YOUR OBJECTIVE:
Update the records from the start up to and including the line with "y-tick-label: 20 [55,347,72,362]" by replacing "series-layer" with "series-area". Return those lines with nothing else changed.

EXERCISE INPUT:
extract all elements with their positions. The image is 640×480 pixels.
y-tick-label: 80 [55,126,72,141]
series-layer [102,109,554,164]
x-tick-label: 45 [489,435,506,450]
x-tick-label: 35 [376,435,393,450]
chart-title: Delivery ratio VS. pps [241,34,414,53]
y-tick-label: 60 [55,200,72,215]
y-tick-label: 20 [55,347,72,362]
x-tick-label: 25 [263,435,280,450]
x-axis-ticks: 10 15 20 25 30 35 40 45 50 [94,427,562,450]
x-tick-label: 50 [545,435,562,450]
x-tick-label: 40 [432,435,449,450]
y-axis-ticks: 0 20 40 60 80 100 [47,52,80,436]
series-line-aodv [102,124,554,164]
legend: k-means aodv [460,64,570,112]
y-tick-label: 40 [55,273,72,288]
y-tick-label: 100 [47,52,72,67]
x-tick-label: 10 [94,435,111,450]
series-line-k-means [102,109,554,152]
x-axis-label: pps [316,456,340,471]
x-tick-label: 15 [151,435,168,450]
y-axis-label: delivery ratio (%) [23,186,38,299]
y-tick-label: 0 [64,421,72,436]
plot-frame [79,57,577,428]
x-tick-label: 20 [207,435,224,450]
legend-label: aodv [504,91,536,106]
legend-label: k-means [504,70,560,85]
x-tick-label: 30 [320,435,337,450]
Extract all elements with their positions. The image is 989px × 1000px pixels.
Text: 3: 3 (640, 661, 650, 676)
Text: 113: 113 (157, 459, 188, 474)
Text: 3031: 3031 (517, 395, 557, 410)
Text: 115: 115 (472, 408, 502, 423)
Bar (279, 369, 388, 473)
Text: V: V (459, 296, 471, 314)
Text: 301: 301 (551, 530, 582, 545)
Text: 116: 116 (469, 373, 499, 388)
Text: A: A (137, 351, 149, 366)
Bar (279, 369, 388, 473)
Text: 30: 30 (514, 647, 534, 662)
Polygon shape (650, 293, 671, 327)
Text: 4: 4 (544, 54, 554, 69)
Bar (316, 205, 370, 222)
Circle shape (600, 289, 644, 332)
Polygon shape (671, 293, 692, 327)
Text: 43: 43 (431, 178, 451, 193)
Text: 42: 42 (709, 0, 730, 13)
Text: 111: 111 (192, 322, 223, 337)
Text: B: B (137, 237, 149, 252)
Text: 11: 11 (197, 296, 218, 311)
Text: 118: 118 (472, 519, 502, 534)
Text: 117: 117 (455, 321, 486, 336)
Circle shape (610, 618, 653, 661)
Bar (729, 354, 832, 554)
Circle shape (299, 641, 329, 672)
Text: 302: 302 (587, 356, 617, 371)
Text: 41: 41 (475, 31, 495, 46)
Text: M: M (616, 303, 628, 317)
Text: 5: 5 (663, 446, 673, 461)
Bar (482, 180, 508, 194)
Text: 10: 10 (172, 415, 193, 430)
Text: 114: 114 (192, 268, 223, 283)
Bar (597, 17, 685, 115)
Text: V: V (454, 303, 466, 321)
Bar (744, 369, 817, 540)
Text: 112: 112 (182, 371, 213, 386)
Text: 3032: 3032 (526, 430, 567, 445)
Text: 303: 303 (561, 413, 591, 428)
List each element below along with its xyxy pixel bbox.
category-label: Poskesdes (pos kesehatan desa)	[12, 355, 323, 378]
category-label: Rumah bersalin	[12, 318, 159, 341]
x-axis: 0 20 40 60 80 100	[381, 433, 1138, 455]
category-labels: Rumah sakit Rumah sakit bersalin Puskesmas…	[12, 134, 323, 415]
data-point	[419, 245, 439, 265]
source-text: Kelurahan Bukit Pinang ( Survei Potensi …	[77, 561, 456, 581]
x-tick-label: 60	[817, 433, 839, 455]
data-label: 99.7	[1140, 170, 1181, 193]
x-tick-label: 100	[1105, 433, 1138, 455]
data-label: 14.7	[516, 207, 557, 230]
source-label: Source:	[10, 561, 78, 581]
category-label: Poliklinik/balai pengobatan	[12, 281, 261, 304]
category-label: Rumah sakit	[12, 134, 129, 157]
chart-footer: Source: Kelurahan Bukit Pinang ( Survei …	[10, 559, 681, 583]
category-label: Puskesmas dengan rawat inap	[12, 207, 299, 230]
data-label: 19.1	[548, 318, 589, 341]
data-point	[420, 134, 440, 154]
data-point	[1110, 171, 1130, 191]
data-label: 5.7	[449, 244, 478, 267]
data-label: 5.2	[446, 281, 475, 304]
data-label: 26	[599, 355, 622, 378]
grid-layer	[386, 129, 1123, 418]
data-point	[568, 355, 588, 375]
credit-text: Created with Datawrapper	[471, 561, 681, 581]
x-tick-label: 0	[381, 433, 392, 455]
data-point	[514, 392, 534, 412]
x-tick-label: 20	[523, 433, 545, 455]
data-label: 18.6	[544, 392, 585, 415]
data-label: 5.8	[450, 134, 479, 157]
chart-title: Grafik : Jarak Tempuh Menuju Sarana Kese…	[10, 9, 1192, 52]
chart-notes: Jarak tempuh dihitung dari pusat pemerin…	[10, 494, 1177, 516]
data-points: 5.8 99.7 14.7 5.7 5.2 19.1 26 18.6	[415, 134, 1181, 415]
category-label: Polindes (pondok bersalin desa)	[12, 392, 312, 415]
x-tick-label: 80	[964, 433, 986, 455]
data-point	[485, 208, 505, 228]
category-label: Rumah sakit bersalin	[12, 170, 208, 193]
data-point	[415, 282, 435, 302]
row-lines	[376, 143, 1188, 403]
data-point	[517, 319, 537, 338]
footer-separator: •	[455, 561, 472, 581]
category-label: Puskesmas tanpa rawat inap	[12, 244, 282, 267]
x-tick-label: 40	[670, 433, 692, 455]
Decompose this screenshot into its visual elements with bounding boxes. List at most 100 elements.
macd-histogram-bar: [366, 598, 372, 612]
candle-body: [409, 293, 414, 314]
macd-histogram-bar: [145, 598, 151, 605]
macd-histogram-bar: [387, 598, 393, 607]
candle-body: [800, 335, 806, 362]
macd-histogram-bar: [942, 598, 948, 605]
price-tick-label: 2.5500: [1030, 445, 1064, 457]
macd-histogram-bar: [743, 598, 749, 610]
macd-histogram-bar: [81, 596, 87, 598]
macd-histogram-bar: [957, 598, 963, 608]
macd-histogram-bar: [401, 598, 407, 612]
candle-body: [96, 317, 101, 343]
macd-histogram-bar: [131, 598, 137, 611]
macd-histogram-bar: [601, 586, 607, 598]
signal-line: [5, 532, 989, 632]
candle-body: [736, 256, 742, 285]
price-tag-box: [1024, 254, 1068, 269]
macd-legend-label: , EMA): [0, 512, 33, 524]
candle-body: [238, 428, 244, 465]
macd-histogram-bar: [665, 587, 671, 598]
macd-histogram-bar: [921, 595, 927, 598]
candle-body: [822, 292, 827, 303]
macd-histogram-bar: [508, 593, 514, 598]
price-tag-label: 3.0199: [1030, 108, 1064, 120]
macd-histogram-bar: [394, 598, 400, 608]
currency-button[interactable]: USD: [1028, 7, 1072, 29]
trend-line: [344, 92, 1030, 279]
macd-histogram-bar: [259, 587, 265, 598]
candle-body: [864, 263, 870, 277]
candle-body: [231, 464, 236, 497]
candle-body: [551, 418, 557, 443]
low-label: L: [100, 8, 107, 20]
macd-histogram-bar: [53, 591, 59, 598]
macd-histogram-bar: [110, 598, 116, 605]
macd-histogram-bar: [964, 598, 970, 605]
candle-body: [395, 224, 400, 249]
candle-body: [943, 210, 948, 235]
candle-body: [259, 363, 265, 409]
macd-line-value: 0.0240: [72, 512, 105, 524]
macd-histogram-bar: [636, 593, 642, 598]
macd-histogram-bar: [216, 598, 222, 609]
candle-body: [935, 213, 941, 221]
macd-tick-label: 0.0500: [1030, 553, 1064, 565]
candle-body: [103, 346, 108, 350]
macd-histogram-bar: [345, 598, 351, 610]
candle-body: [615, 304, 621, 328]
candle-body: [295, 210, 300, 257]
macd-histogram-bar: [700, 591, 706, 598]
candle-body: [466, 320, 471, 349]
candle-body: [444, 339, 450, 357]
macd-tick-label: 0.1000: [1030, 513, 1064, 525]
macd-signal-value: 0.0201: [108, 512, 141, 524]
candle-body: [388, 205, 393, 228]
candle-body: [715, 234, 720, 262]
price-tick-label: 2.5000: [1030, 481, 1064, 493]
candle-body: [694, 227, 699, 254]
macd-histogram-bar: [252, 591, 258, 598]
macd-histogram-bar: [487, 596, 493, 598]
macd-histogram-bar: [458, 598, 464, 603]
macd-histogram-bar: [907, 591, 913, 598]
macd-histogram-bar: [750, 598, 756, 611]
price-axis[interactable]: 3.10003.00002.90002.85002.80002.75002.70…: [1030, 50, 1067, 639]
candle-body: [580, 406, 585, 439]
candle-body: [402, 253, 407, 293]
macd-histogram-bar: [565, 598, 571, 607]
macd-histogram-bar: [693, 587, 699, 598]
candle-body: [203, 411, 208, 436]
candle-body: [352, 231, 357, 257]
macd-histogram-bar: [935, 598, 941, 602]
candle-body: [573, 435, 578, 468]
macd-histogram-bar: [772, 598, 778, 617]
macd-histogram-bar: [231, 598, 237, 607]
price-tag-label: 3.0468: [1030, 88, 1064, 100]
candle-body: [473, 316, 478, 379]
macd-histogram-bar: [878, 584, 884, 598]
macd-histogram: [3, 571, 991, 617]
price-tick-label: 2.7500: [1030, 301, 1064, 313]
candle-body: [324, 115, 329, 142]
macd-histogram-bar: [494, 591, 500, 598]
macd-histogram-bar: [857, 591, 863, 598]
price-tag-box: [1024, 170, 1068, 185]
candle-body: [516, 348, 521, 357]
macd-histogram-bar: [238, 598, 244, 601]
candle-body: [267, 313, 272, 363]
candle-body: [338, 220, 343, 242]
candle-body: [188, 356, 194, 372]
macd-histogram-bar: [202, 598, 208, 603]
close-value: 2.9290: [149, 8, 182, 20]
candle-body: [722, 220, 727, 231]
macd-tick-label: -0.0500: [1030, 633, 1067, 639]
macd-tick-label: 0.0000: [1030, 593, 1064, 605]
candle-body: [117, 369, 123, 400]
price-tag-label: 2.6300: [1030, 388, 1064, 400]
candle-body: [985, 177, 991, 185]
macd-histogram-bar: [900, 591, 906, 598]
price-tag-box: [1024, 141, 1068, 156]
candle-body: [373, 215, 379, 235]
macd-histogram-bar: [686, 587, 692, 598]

EXERCISE RESPONSE:
extract all elements with their positions. The image is 640×480 pixels.
y-tick-label: 80 [55,126,72,141]
series-area [102,109,554,164]
x-tick-label: 45 [489,435,506,450]
x-tick-label: 35 [376,435,393,450]
chart-title: Delivery ratio VS. pps [241,34,414,53]
y-tick-label: 60 [55,200,72,215]
y-tick-label: 20 [55,347,72,362]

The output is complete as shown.